▶ [DATA EXCERPTS]:

'''

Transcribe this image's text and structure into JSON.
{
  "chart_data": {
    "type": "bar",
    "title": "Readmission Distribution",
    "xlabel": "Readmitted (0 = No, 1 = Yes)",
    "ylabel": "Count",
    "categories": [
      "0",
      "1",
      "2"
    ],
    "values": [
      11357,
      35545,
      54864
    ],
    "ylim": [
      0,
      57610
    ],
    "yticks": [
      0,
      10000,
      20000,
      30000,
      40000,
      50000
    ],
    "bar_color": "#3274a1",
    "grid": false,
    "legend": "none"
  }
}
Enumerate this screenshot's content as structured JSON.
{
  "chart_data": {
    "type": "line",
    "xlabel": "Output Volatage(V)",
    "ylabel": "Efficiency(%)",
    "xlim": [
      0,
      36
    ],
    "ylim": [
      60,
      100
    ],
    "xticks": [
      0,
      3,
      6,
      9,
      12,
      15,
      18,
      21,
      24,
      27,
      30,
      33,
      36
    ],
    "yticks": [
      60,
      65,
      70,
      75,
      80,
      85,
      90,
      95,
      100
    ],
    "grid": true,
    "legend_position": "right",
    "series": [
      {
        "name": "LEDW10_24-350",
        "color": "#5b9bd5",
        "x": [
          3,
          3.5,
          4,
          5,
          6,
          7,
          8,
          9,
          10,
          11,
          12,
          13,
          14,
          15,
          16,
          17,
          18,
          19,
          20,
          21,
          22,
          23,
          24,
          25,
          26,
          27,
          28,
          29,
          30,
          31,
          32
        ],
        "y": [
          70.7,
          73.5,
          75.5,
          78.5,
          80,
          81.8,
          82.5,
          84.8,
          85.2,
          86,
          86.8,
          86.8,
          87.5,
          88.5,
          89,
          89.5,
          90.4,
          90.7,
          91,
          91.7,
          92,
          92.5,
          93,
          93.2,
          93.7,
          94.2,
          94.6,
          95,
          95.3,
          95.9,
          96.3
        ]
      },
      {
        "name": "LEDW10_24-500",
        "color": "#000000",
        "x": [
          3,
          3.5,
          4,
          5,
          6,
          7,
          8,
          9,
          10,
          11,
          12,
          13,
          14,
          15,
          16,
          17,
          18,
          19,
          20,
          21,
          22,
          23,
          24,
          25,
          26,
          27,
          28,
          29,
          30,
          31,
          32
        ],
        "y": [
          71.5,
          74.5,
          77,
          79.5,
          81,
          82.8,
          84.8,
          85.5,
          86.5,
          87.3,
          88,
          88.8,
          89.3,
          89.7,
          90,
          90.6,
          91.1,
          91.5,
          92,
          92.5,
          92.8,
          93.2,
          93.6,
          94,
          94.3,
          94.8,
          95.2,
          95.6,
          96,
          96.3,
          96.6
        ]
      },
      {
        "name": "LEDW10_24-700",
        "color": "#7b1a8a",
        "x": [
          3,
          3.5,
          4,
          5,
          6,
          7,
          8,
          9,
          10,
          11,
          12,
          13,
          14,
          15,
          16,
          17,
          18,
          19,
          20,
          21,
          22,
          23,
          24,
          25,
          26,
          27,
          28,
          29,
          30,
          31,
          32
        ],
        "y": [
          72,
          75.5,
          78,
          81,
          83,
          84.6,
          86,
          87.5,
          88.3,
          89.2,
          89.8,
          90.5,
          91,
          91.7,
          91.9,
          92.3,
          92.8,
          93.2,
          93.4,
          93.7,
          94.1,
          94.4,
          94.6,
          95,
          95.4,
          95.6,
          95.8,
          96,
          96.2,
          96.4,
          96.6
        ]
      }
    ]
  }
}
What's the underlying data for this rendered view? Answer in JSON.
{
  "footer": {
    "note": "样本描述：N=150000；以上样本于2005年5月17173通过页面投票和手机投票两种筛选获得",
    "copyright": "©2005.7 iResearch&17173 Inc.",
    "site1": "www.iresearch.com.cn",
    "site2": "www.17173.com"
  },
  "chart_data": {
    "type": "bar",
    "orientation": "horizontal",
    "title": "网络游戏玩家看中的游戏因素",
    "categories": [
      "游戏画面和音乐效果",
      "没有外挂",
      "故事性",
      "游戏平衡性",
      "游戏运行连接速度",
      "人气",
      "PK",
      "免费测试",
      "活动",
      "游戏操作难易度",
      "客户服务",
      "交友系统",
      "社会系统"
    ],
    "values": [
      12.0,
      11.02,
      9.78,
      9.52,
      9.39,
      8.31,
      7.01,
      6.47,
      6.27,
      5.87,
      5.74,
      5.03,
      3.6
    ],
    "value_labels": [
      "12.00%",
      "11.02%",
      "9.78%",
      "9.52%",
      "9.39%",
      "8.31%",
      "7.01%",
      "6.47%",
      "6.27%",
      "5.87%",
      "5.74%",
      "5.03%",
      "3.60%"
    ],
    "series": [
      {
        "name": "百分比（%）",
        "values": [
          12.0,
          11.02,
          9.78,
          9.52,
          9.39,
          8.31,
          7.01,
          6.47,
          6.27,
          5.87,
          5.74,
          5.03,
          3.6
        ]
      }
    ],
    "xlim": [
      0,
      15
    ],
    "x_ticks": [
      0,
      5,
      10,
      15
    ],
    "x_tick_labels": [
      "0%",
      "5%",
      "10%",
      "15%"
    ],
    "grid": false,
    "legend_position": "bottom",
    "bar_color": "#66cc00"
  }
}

'''

▶ [GOAL]: Copy each record from above without leaving any out.

▶ [SOLUTION]:
Transcribe this image's text and structure into JSON.
{
  "chart_data": {
    "type": "bar",
    "title": "Readmission Distribution",
    "xlabel": "Readmitted (0 = No, 1 = Yes)",
    "ylabel": "Count",
    "categories": [
      "0",
      "1",
      "2"
    ],
    "values": [
      11357,
      35545,
      54864
    ],
    "ylim": [
      0,
      57610
    ],
    "yticks": [
      0,
      10000,
      20000,
      30000,
      40000,
      50000
    ],
    "bar_color": "#3274a1",
    "grid": false,
    "legend": "none"
  }
}
Enumerate this screenshot's content as structured JSON.
{
  "chart_data": {
    "type": "line",
    "xlabel": "Output Volatage(V)",
    "ylabel": "Efficiency(%)",
    "xlim": [
      0,
      36
    ],
    "ylim": [
      60,
      100
    ],
    "xticks": [
      0,
      3,
      6,
      9,
      12,
      15,
      18,
      21,
      24,
      27,
      30,
      33,
      36
    ],
    "yticks": [
      60,
      65,
      70,
      75,
      80,
      85,
      90,
      95,
      100
    ],
    "grid": true,
    "legend_position": "right",
    "series": [
      {
        "name": "LEDW10_24-350",
        "color": "#5b9bd5",
        "x": [
          3,
          3.5,
          4,
          5,
          6,
          7,
          8,
          9,
          10,
          11,
          12,
          13,
          14,
          15,
          16,
          17,
          18,
          19,
          20,
          21,
          22,
          23,
          24,
          25,
          26,
          27,
          28,
          29,
          30,
          31,
          32
        ],
        "y": [
          70.7,
          73.5,
          75.5,
          78.5,
          80,
          81.8,
          82.5,
          84.8,
          85.2,
          86,
          86.8,
          86.8,
          87.5,
          88.5,
          89,
          89.5,
          90.4,
          90.7,
          91,
          91.7,
          92,
          92.5,
          93,
          93.2,
          93.7,
          94.2,
          94.6,
          95,
          95.3,
          95.9,
          96.3
        ]
      },
      {
        "name": "LEDW10_24-500",
        "color": "#000000",
        "x": [
          3,
          3.5,
          4,
          5,
          6,
          7,
          8,
          9,
          10,
          11,
          12,
          13,
          14,
          15,
          16,
          17,
          18,
          19,
          20,
          21,
          22,
          23,
          24,
          25,
          26,
          27,
          28,
          29,
          30,
          31,
          32
        ],
        "y": [
          71.5,
          74.5,
          77,
          79.5,
          81,
          82.8,
          84.8,
          85.5,
          86.5,
          87.3,
          88,
          88.8,
          89.3,
          89.7,
          90,
          90.6,
          91.1,
          91.5,
          92,
          92.5,
          92.8,
          93.2,
          93.6,
          94,
          94.3,
          94.8,
          95.2,
          95.6,
          96,
          96.3,
          96.6
        ]
      },
      {
        "name": "LEDW10_24-700",
        "color": "#7b1a8a",
        "x": [
          3,
          3.5,
          4,
          5,
          6,
          7,
          8,
          9,
          10,
          11,
          12,
          13,
          14,
          15,
          16,
          17,
          18,
          19,
          20,
          21,
          22,
          23,
          24,
          25,
          26,
          27,
          28,
          29,
          30,
          31,
          32
        ],
        "y": [
          72,
          75.5,
          78,
          81,
          83,
          84.6,
          86,
          87.5,
          88.3,
          89.2,
          89.8,
          90.5,
          91,
          91.7,
          91.9,
          92.3,
          92.8,
          93.2,
          93.4,
          93.7,
          94.1,
          94.4,
          94.6,
          95,
          95.4,
          95.6,
          95.8,
          96,
          96.2,
          96.4,
          96.6
        ]
      }
    ]
  }
}
What's the underlying data for this rendered view? Answer in JSON.
{
  "footer": {
    "note": "样本描述：N=150000；以上样本于2005年5月17173通过页面投票和手机投票两种筛选获得",
    "copyright": "©2005.7 iResearch&17173 Inc.",
    "site1": "www.iresearch.com.cn",
    "site2": "www.17173.com"
  },
  "chart_data": {
    "type": "bar",
    "orientation": "horizontal",
    "title": "网络游戏玩家看中的游戏因素",
    "categories": [
      "游戏画面和音乐效果",
      "没有外挂",
      "故事性",
      "游戏平衡性",
      "游戏运行连接速度",
      "人气",
      "PK",
      "免费测试",
      "活动",
      "游戏操作难易度",
      "客户服务",
      "交友系统",
      "社会系统"
    ],
    "values": [
      12.0,
      11.02,
      9.78,
      9.52,
      9.39,
      8.31,
      7.01,
      6.47,
      6.27,
      5.87,
      5.74,
      5.03,
      3.6
    ],
    "value_labels": [
      "12.00%",
      "11.02%",
      "9.78%",
      "9.52%",
      "9.39%",
      "8.31%",
      "7.01%",
      "6.47%",
      "6.27%",
      "5.87%",
      "5.74%",
      "5.03%",
      "3.60%"
    ],
    "series": [
      {
        "name": "百分比（%）",
        "values": [
          12.0,
          11.02,
          9.78,
          9.52,
          9.39,
          8.31,
          7.01,
          6.47,
          6.27,
          5.87,
          5.74,
          5.03,
          3.6
        ]
      }
    ],
    "xlim": [
      0,
      15
    ],
    "x_ticks": [
      0,
      5,
      10,
      15
    ],
    "x_tick_labels": [
      "0%",
      "5%",
      "10%",
      "15%"
    ],
    "grid": false,
    "legend_position": "bottom",
    "bar_color": "#66cc00"
  }
}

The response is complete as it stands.